-------- Data shown --------

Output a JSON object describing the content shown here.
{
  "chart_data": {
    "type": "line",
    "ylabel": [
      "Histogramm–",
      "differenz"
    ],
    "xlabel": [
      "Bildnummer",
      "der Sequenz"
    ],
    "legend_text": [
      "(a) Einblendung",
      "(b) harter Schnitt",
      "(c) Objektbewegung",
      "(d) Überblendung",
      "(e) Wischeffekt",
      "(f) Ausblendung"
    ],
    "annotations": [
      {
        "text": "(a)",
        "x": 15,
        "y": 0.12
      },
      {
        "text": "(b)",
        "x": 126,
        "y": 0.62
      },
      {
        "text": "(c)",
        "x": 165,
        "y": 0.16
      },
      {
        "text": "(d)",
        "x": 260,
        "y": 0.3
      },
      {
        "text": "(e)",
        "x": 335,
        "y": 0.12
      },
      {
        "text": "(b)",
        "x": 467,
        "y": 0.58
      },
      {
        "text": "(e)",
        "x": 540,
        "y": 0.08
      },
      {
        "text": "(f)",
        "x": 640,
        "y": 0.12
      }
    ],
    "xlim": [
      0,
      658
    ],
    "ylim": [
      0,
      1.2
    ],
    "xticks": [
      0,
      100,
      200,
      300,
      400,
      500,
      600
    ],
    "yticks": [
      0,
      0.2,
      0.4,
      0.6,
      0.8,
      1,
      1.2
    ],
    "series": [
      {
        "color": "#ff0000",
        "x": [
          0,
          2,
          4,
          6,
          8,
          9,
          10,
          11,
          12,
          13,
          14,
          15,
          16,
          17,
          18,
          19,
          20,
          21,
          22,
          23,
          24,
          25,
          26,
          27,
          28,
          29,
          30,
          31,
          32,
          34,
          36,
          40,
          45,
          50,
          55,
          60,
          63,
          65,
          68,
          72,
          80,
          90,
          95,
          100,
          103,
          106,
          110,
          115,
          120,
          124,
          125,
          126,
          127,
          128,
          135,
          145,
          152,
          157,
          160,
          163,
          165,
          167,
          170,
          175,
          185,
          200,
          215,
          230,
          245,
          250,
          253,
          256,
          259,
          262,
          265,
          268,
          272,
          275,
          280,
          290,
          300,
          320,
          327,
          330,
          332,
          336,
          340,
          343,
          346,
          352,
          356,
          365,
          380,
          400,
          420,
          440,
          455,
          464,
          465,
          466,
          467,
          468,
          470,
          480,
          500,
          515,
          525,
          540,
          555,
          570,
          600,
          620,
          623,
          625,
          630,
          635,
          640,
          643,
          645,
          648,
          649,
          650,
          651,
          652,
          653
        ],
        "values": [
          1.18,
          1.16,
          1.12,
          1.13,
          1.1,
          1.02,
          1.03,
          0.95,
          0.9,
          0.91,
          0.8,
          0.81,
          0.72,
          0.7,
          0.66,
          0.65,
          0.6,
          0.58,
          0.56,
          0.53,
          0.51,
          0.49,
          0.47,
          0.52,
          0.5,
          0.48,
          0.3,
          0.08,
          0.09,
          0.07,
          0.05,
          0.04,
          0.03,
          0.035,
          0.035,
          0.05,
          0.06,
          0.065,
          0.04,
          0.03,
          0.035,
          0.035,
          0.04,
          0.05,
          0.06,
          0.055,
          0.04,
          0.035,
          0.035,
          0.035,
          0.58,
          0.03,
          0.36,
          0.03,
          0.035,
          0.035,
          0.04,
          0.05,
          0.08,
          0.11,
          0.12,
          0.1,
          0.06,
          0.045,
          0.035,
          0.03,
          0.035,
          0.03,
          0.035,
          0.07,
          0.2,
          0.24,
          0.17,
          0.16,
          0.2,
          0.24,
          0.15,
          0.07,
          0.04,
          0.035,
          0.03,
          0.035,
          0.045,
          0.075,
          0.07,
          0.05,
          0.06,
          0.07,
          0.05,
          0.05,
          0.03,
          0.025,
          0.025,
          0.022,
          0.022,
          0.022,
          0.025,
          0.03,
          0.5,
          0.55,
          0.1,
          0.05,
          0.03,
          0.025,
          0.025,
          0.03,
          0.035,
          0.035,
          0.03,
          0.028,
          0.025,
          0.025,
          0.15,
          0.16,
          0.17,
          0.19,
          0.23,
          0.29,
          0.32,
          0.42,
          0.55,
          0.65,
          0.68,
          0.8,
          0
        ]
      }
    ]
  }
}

--------

§ Request
Print all of the entries again, exactly as written.

§ Task response
Output a JSON object describing the content shown here.
{
  "chart_data": {
    "type": "line",
    "ylabel": [
      "Histogramm–",
      "differenz"
    ],
    "xlabel": [
      "Bildnummer",
      "der Sequenz"
    ],
    "legend_text": [
      "(a) Einblendung",
      "(b) harter Schnitt",
      "(c) Objektbewegung",
      "(d) Überblendung",
      "(e) Wischeffekt",
      "(f) Ausblendung"
    ],
    "annotations": [
      {
        "text": "(a)",
        "x": 15,
        "y": 0.12
      },
      {
        "text": "(b)",
        "x": 126,
        "y": 0.62
      },
      {
        "text": "(c)",
        "x": 165,
        "y": 0.16
      },
      {
        "text": "(d)",
        "x": 260,
        "y": 0.3
      },
      {
        "text": "(e)",
        "x": 335,
        "y": 0.12
      },
      {
        "text": "(b)",
        "x": 467,
        "y": 0.58
      },
      {
        "text": "(e)",
        "x": 540,
        "y": 0.08
      },
      {
        "text": "(f)",
        "x": 640,
        "y": 0.12
      }
    ],
    "xlim": [
      0,
      658
    ],
    "ylim": [
      0,
      1.2
    ],
    "xticks": [
      0,
      100,
      200,
      300,
      400,
      500,
      600
    ],
    "yticks": [
      0,
      0.2,
      0.4,
      0.6,
      0.8,
      1,
      1.2
    ],
    "series": [
      {
        "color": "#ff0000",
        "x": [
          0,
          2,
          4,
          6,
          8,
          9,
          10,
          11,
          12,
          13,
          14,
          15,
          16,
          17,
          18,
          19,
          20,
          21,
          22,
          23,
          24,
          25,
          26,
          27,
          28,
          29,
          30,
          31,
          32,
          34,
          36,
          40,
          45,
          50,
          55,
          60,
          63,
          65,
          68,
          72,
          80,
          90,
          95,
          100,
          103,
          106,
          110,
          115,
          120,
          124,
          125,
          126,
          127,
          128,
          135,
          145,
          152,
          157,
          160,
          163,
          165,
          167,
          170,
          175,
          185,
          200,
          215,
          230,
          245,
          250,
          253,
          256,
          259,
          262,
          265,
          268,
          272,
          275,
          280,
          290,
          300,
          320,
          327,
          330,
          332,
          336,
          340,
          343,
          346,
          352,
          356,
          365,
          380,
          400,
          420,
          440,
          455,
          464,
          465,
          466,
          467,
          468,
          470,
          480,
          500,
          515,
          525,
          540,
          555,
          570,
          600,
          620,
          623,
          625,
          630,
          635,
          640,
          643,
          645,
          648,
          649,
          650,
          651,
          652,
          653
        ],
        "values": [
          1.18,
          1.16,
          1.12,
          1.13,
          1.1,
          1.02,
          1.03,
          0.95,
          0.9,
          0.91,
          0.8,
          0.81,
          0.72,
          0.7,
          0.66,
          0.65,
          0.6,
          0.58,
          0.56,
          0.53,
          0.51,
          0.49,
          0.47,
          0.52,
          0.5,
          0.48,
          0.3,
          0.08,
          0.09,
          0.07,
          0.05,
          0.04,
          0.03,
          0.035,
          0.035,
          0.05,
          0.06,
          0.065,
          0.04,
          0.03,
          0.035,
          0.035,
          0.04,
          0.05,
          0.06,
          0.055,
          0.04,
          0.035,
          0.035,
          0.035,
          0.58,
          0.03,
          0.36,
          0.03,
          0.035,
          0.035,
          0.04,
          0.05,
          0.08,
          0.11,
          0.12,
          0.1,
          0.06,
          0.045,
          0.035,
          0.03,
          0.035,
          0.03,
          0.035,
          0.07,
          0.2,
          0.24,
          0.17,
          0.16,
          0.2,
          0.24,
          0.15,
          0.07,
          0.04,
          0.035,
          0.03,
          0.035,
          0.045,
          0.075,
          0.07,
          0.05,
          0.06,
          0.07,
          0.05,
          0.05,
          0.03,
          0.025,
          0.025,
          0.022,
          0.022,
          0.022,
          0.025,
          0.03,
          0.5,
          0.55,
          0.1,
          0.05,
          0.03,
          0.025,
          0.025,
          0.03,
          0.035,
          0.035,
          0.03,
          0.028,
          0.025,
          0.025,
          0.15,
          0.16,
          0.17,
          0.19,
          0.23,
          0.29,
          0.32,
          0.42,
          0.55,
          0.65,
          0.68,
          0.8,
          0
        ]
      }
    ]
  }
}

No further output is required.